- Exercise requirements -
Select all lines with the string "które" in them, and copy those lines.

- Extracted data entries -
____

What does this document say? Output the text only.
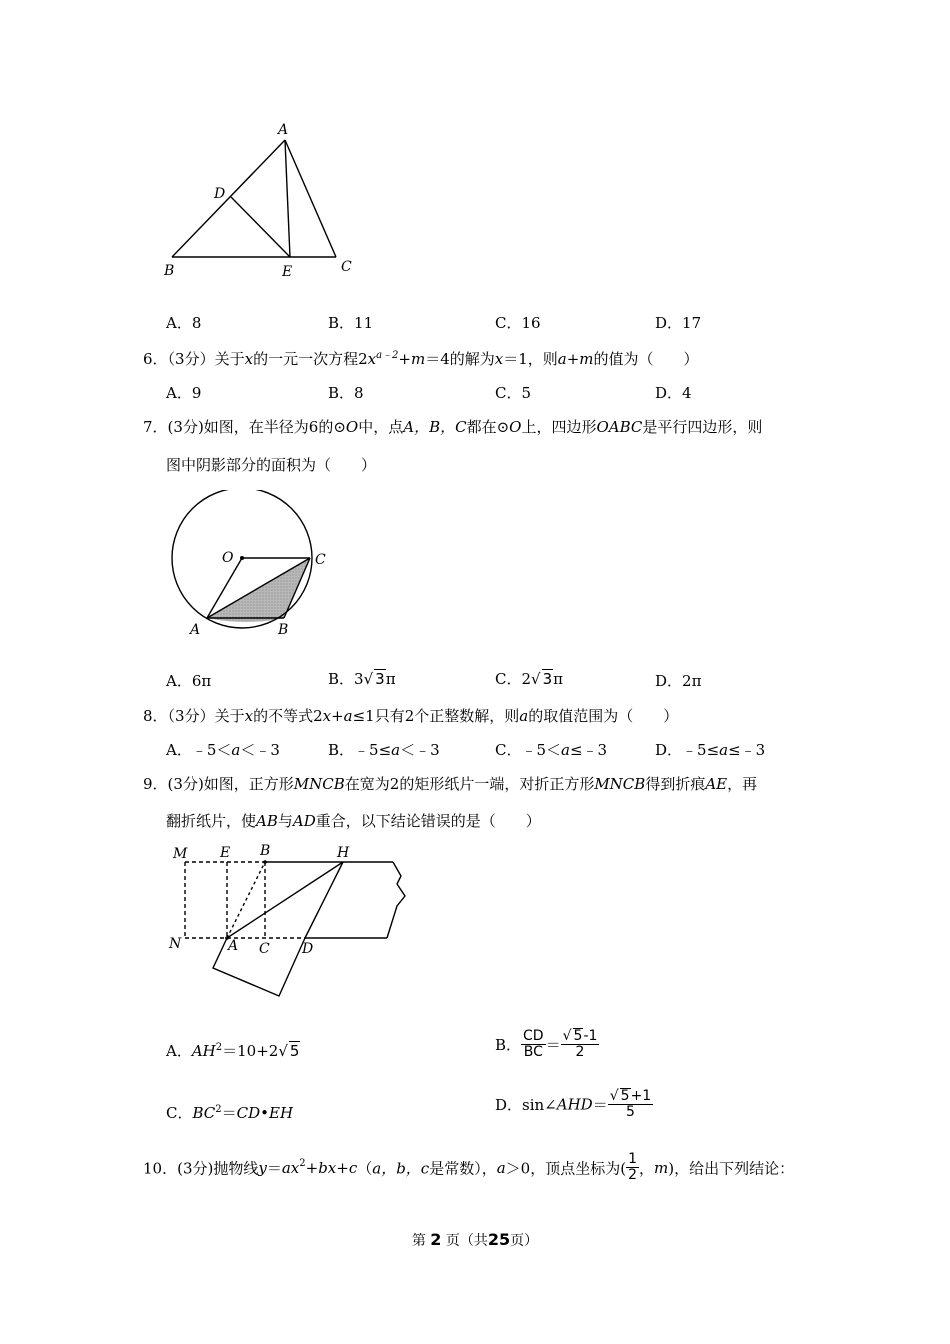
A
D
B	E	C
A．8	B．11	C．16	D．17
6．（3分）关于x的一元一次方程$2x^{a﹣2}+m=4$的解为x＝1，则a+m的值为（　　）
A．9	B．8	C．5	D．4
7．(3分)如图，在半径为6的⊙O中，点A，B，C都在⊙O上，四边形OABC是平行四边形，则
图中阴影部分的面积为（　　）
O	C
A	B
A．6π	B．3√ 3π	C．2√ 3π	D．2π
8．（3分）关于x的不等式2x+a≤1只有2个正整数解，则a的取值范围为（　　）
A．﹣5＜a＜﹣3	B．﹣5≤a＜﹣3	C．﹣5＜a≤﹣3	D．﹣5≤a≤﹣3
9．(3分)如图，正方形MNCB在宽为2的矩形纸片一端，对折正方形MNCB得到折痕AE，再
翻折纸片，使AB与AD重合，以下结论错误的是（　　）
M E B	H
N	A C D
A．$AH^2=10+2√$ 5	B． $\frac{CD}{BC} = \frac{√ 5-1}{2}$
C．$BC^2=CD•EH$	D．sin∠AHD＝ $\frac{√ 5+1}{5}$
10．(3分)抛物线$y=ax^2+bx+c(a$，b，c是常数），a＞0，顶点坐标为( $\frac{1}{2}$ ，m)，给出下列结论：
第 2 页（共25页）
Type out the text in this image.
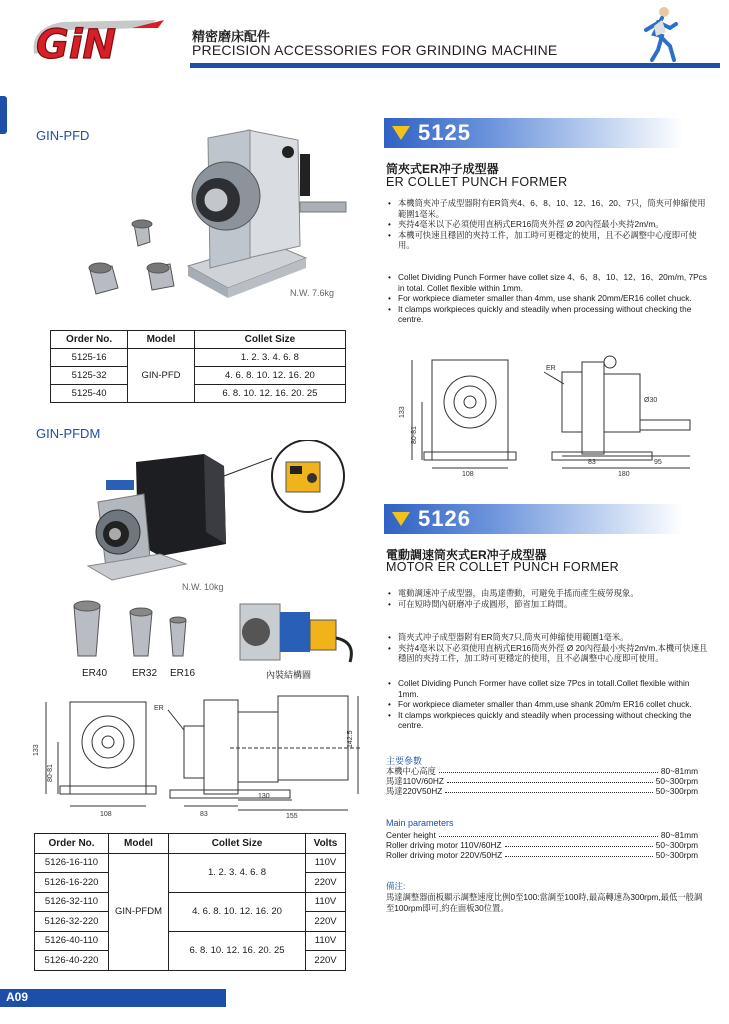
GiN	精密磨床配件
PRECISION ACCESSORIES FOR GRINDING MACHINE
GIN-PFD
N.W. 7.6kg
Order No.	Model	Collet Size
5125-16	GIN-PFD	1. 2. 3. 4. 6. 8
5125-32		4. 6. 8. 10. 12. 16. 20
5125-40		6. 8. 10. 12. 16. 20. 25
GIN-PFDM
N.W. 10kg
ER40 ER32 ER16	內裝結構圖
ER
133
80-81
108	83
130
155
142.5
Order No.	Model	Collet Size	Volts
5126-16-110	GIN-PFDM	1. 2. 3. 4. 6. 8	110V
5126-16-220			220V
5126-32-110		4. 6. 8. 10. 12. 16. 20	110V
5126-32-220			220V
5126-40-110		6. 8. 10. 12. 16. 20. 25	110V
5126-40-220			220V
5125
筒夾式ER冲子成型器
ER COLLET PUNCH FORMER
• 本機筒夾冲子成型器附有ER筒夾4、6、8、10、12、16、20、7只，筒夾可伸縮使用範圍1毫米。
• 夾持4毫米以下必須使用直柄式ER16筒夾外徑 Ø 20內徑最小夾持2m/m。
• 本機可快速且穩固的夾持工件，加工時可更穩定的使用，且不必調整中心度即可使用。
• Collet Dividing Punch Former have collet size 4、6、8、10、12、16、20m/m, 7Pcs in total. Collet flexible within 1mm.
• For workpiece diameter smaller than 4mm, use shank 20mm/ER16 collet chuck.
• It clamps workpieces quickly and steadily when processing without checking the centre.
ER
133
80-81
108
Ø30
83	95
180
5126
電動調速筒夾式ER冲子成型器
MOTOR ER COLLET PUNCH FORMER
• 電動調速冲子成型器，由馬達帶動，可避免手搖而產生疲勞現象。
• 可在短時間內研磨冲子成圓形，節省加工時間。
• 筒夾式冲子成型器附有ER筒夾7只,筒夾可伸縮使用範圍1毫米。
• 夾持4毫米以下必須使用直柄式ER16筒夾外徑 Ø 20內徑最小夾持2m/m.本機可快速且穩固的夾持工件，加工時可更穩定的使用，且不必調整中心度即可使用。
• Collet Dividing Punch Former have collet size 7Pcs in totall.Collet flexible within 1mm.
• For workpiece diameter smaller than 4mm,use shank 20m/m ER16 collet chuck.
• It clamps workpieces quickly and steadily when processing without checking the centre.
主要參數
本機中心高度	80~81mm
馬達110V/60HZ	50~300rpm
馬達220V50HZ	50~300rpm
Main parameters
Center height	80~81mm
Roller driving motor 110V/60HZ	50~300rpm
Roller driving motor 220V/50HZ	50~300rpm
備注:
馬達調整器面板顯示調整速度比例0至100:當調至100時,最高轉速為300rpm,最低一般調至100rpm即可,約在面板30位置。
A09
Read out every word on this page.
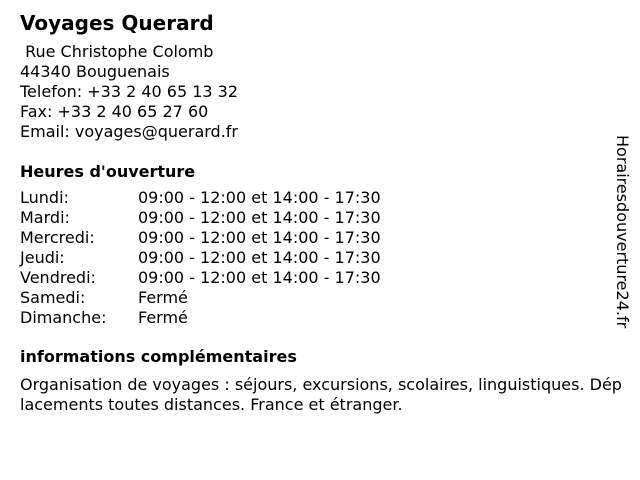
Voyages Querard
Rue Christophe Colomb
44340 Bouguenais
Telefon: +33 2 40 65 13 32
Fax: +33 2 40 65 27 60
Email: voyages@querard.fr
Heures d'ouverture
Lundi:	09:00 - 12:00 et 14:00 - 17:30
Mardi:	09:00 - 12:00 et 14:00 - 17:30
Mercredi:	09:00 - 12:00 et 14:00 - 17:30
Jeudi:	09:00 - 12:00 et 14:00 - 17:30
Vendredi:	09:00 - 12:00 et 14:00 - 17:30
Samedi:	Fermé
Dimanche:	Fermé
informations complémentaires
Organisation de voyages : séjours, excursions, scolaires, linguistiques. Déplacements toutes distances. France et étranger.
Horairesdouverture24.fr
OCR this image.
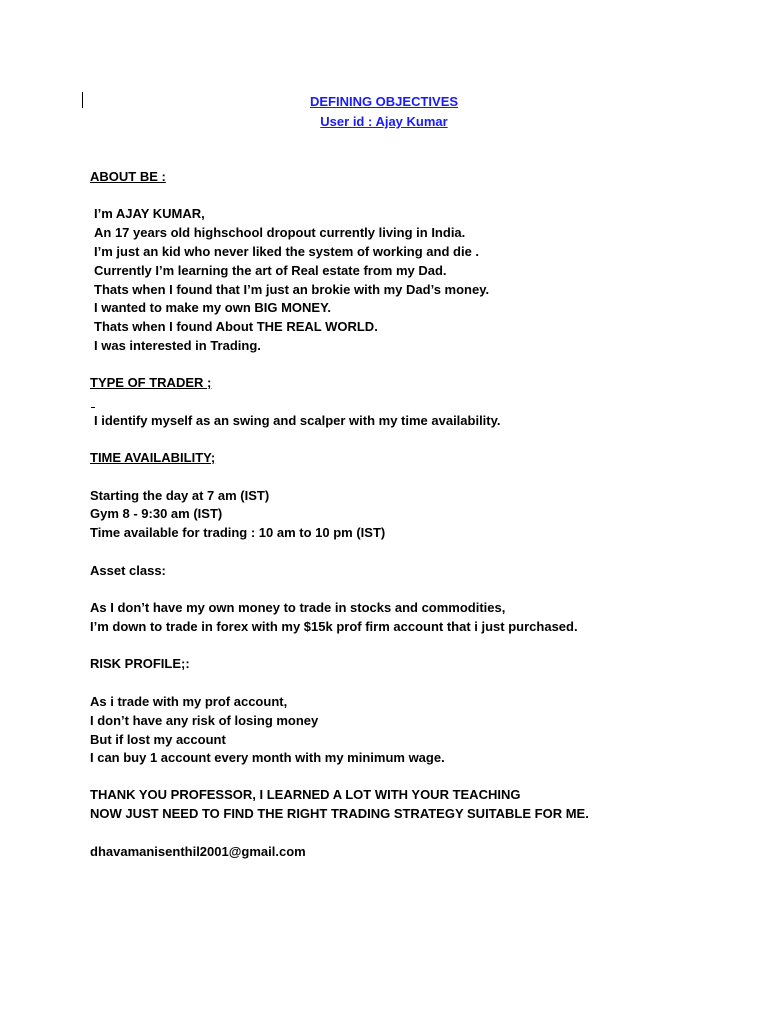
DEFINING OBJECTIVES
User id : Ajay Kumar
ABOUT BE :
I’m AJAY KUMAR,
An 17 years old highschool dropout currently living in India.
I’m just an kid who never liked the system of working and die .
Currently I’m learning the art of Real estate from my Dad.
Thats when I found that I’m just an brokie with my Dad’s money.
I wanted to make my own BIG MONEY.
Thats when I found About THE REAL WORLD.
I was interested in Trading.
TYPE OF TRADER ;
I identify myself as an swing and scalper with my time availability.
TIME AVAILABILITY;
Starting the day at 7 am (IST)
Gym 8 - 9:30 am (IST)
Time available for trading : 10 am to 10 pm (IST)
Asset class:
As I don’t have my own money to trade in stocks and commodities,
I’m down to trade in forex with my $15k prof firm account that i just purchased.
RISK PROFILE;:
As i trade with my prof account,
I don’t have any risk of losing money
But if lost my account
I can buy 1 account every month with my minimum wage.
THANK YOU PROFESSOR, I LEARNED A LOT WITH YOUR TEACHING
NOW JUST NEED TO FIND THE RIGHT TRADING STRATEGY SUITABLE FOR ME.
dhavamanisenthil2001@gmail.com
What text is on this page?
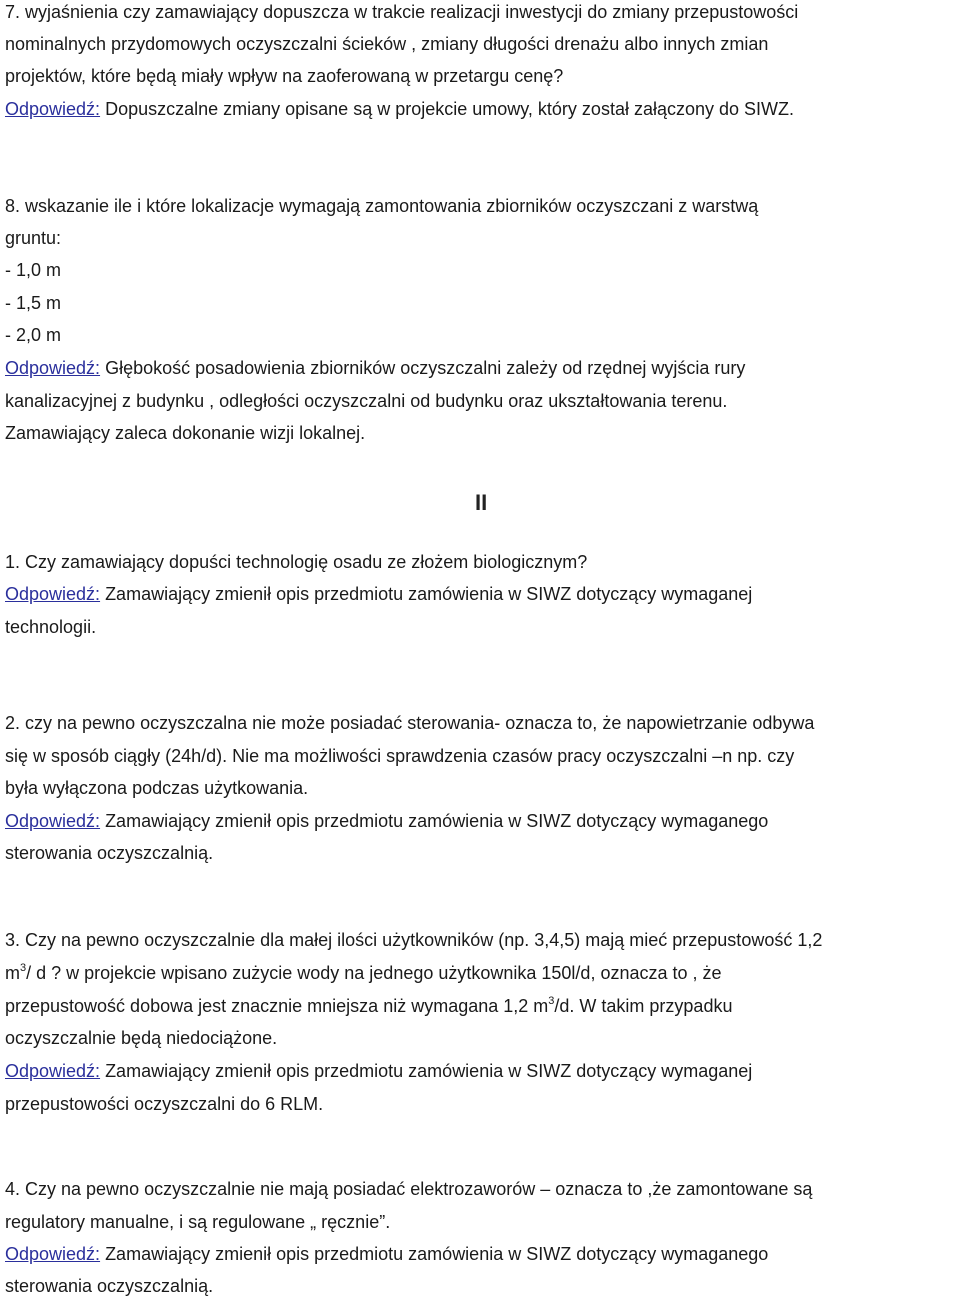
7. wyjaśnienia czy zamawiający dopuszcza w trakcie realizacji inwestycji do zmiany przepustowości
nominalnych przydomowych oczyszczalni ścieków , zmiany długości drenażu albo innych zmian
projektów, które będą miały wpływ na zaoferowaną w przetargu cenę?
Odpowiedź: Dopuszczalne zmiany opisane są w projekcie umowy, który został załączony do SIWZ.
8. wskazanie ile i które lokalizacje wymagają zamontowania zbiorników oczyszczani z warstwą
gruntu:
- 1,0 m
- 1,5 m
- 2,0 m
Odpowiedź: Głębokość posadowienia zbiorników oczyszczalni zależy od rzędnej wyjścia rury
kanalizacyjnej z budynku , odległości oczyszczalni od budynku oraz ukształtowania terenu.
Zamawiający zaleca dokonanie wizji lokalnej.
II
1. Czy zamawiający dopuści technologię osadu ze złożem biologicznym?
Odpowiedź: Zamawiający zmienił opis przedmiotu zamówienia w SIWZ dotyczący wymaganej
technologii.
2. czy na pewno oczyszczalna nie może posiadać sterowania- oznacza to, że napowietrzanie odbywa
się w sposób ciągły (24h/d). Nie ma możliwości sprawdzenia czasów pracy oczyszczalni –n np. czy
była wyłączona podczas użytkowania.
Odpowiedź: Zamawiający zmienił opis przedmiotu zamówienia w SIWZ dotyczący wymaganego
sterowania oczyszczalnią.
3. Czy na pewno oczyszczalnie dla małej ilości użytkowników (np. 3,4,5) mają mieć przepustowość 1,2
$m^3/$ d ? w projekcie wpisano zużycie wody na jednego użytkownika 150l/d, oznacza to , że
przepustowość dobowa jest znacznie mniejsza niż wymagana 1,2 $m^3/d$. W takim przypadku
oczyszczalnie będą niedociążone.
Odpowiedź: Zamawiający zmienił opis przedmiotu zamówienia w SIWZ dotyczący wymaganej
przepustowości oczyszczalni do 6 RLM.
4. Czy na pewno oczyszczalnie nie mają posiadać elektrozaworów – oznacza to ,że zamontowane są
regulatory manualne, i są regulowane „ ręcznie”.
Odpowiedź: Zamawiający zmienił opis przedmiotu zamówienia w SIWZ dotyczący wymaganego
sterowania oczyszczalnią.
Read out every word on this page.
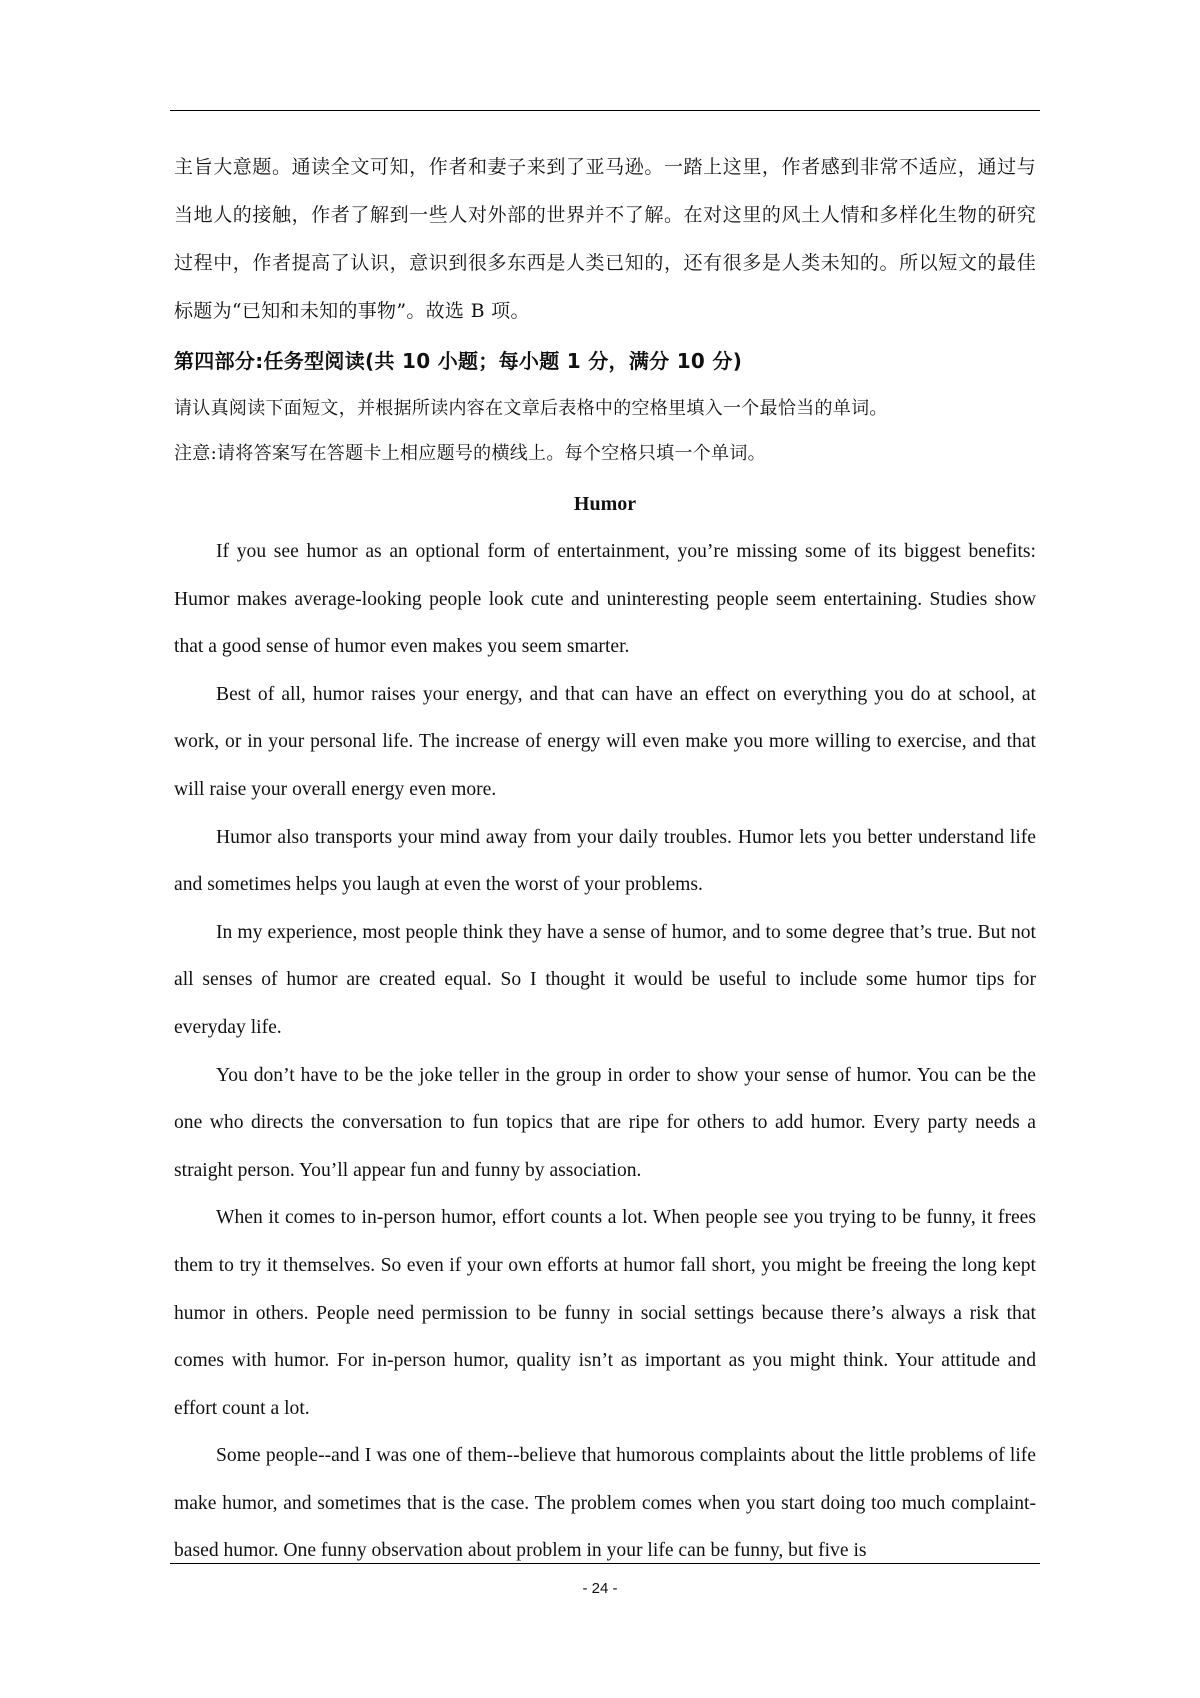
主旨大意题。通读全文可知，作者和妻子来到了亚马逊。一踏上这里，作者感到非常不适应，通过与当地人的接触，作者了解到一些人对外部的世界并不了解。在对这里的风土人情和多样化生物的研究过程中，作者提高了认识，意识到很多东西是人类已知的，还有很多是人类未知的。所以短文的最佳标题为“已知和未知的事物”。故选 B 项。
第四部分:任务型阅读(共 10 小题；每小题 1 分，满分 10 分)
请认真阅读下面短文，并根据所读内容在文章后表格中的空格里填入一个最恰当的单词。
注意:请将答案写在答题卡上相应题号的横线上。每个空格只填一个单词。
Humor

If you see humor as an optional form of entertainment, you’re missing some of its biggest benefits: Humor makes average-looking people look cute and uninteresting people seem entertaining. Studies show that a good sense of humor even makes you seem smarter.

Best of all, humor raises your energy, and that can have an effect on everything you do at school, at work, or in your personal life. The increase of energy will even make you more willing to exercise, and that will raise your overall energy even more.

Humor also transports your mind away from your daily troubles. Humor lets you better understand life and sometimes helps you laugh at even the worst of your problems.

In my experience, most people think they have a sense of humor, and to some degree that’s true. But not all senses of humor are created equal. So I thought it would be useful to include some humor tips for everyday life.

You don’t have to be the joke teller in the group in order to show your sense of humor. You can be the one who directs the conversation to fun topics that are ripe for others to add humor. Every party needs a straight person. You’ll appear fun and funny by association.

When it comes to in-person humor, effort counts a lot. When people see you trying to be funny, it frees them to try it themselves. So even if your own efforts at humor fall short, you might be freeing the long kept humor in others. People need permission to be funny in social settings because there’s always a risk that comes with humor. For in-person humor, quality isn’t as important as you might think. Your attitude and effort count a lot.

Some people--and I was one of them--believe that humorous complaints about the little problems of life make humor, and sometimes that is the case. The problem comes when you start doing too much complaint-based humor. One funny observation about problem in your life can be funny, but five is

- 24 -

____

- Reply to the exercise -
projektów, które będą miały wpływ na zaoferowaną w przetargu cenę?
8. wskazanie ile i które lokalizacje wymagają zamontowania zbiorników oczyszczani z warstwą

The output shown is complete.